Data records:
_ _ _ _ _

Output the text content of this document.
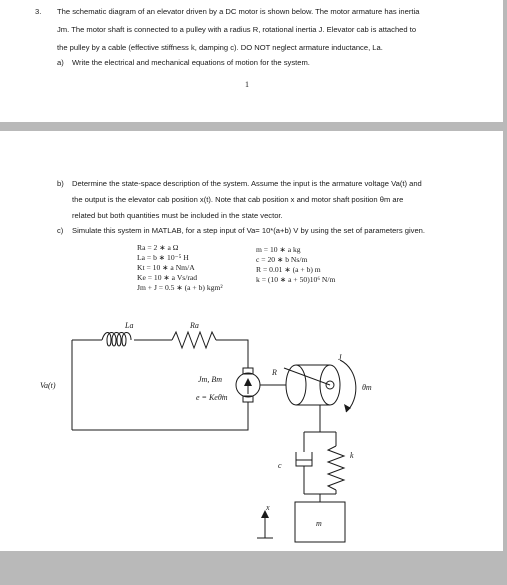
3. The schematic diagram of an elevator driven by a DC motor is shown below. The motor armature has inertia
Jm. The motor shaft is connected to a pulley with a radius R, rotational inertia J. Elevator cab is attached to
the pulley by a cable (effective stiffness k, damping c). DO NOT neglect armature inductance, La.
a) Write the electrical and mechanical equations of motion for the system.
1
b) Determine the state-space description of the system. Assume the input is the armature voltage Va(t) and
the output is the elevator cab position x(t). Note that cab position x and motor shaft position θm are
related but both quantities must be included in the state vector.
c) Simulate this system in MATLAB, for a step input of Va= 10*(a+b) V by using the set of parameters given.
Ra = 2 ∗ a Ω
La = b ∗ 10⁻⁵ H
Kt = 10 ∗ a Nm/A
Ke = 10 ∗ a Vs/rad
Jm + J = 0.5 ∗ (a + b) kgm²
m = 10 ∗ a kg
c = 20 ∗ b Ns/m
R = 0.01 ∗ (a + b) m
k = (10 ∗ a + 50)10⁶ N/m
La	Ra
Va(t)
Jm, Bm
e = Keθ̇m
R
J
θm
k
c
x
m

_ _ _ _ _

» **Instructions for the task**
Write the full listing out again with every line unchanged, but include no pictures.

» **Output of the exercise**
Output the text content of this document.
3. The schematic diagram of an elevator driven by a DC motor is shown below. The motor armature has inertia
Jm. The motor shaft is connected to a pulley with a radius R, rotational inertia J. Elevator cab is attached to
the pulley by a cable (effective stiffness k, damping c). DO NOT neglect armature inductance, La.
a) Write the electrical and mechanical equations of motion for the system.
1
b) Determine the state-space description of the system. Assume the input is the armature voltage Va(t) and
the output is the elevator cab position x(t). Note that cab position x and motor shaft position θm are
related but both quantities must be included in the state vector.
c) Simulate this system in MATLAB, for a step input of Va= 10*(a+b) V by using the set of parameters given.
Ra = 2 ∗ a Ω
La = b ∗ 10⁻⁵ H
Kt = 10 ∗ a Nm/A
Ke = 10 ∗ a Vs/rad
Jm + J = 0.5 ∗ (a + b) kgm²
m = 10 ∗ a kg
c = 20 ∗ b Ns/m
R = 0.01 ∗ (a + b) m
k = (10 ∗ a + 50)10⁶ N/m
La	Ra
Va(t)
Jm, Bm
e = Keθ̇m
R
J
θm
k
c
x
m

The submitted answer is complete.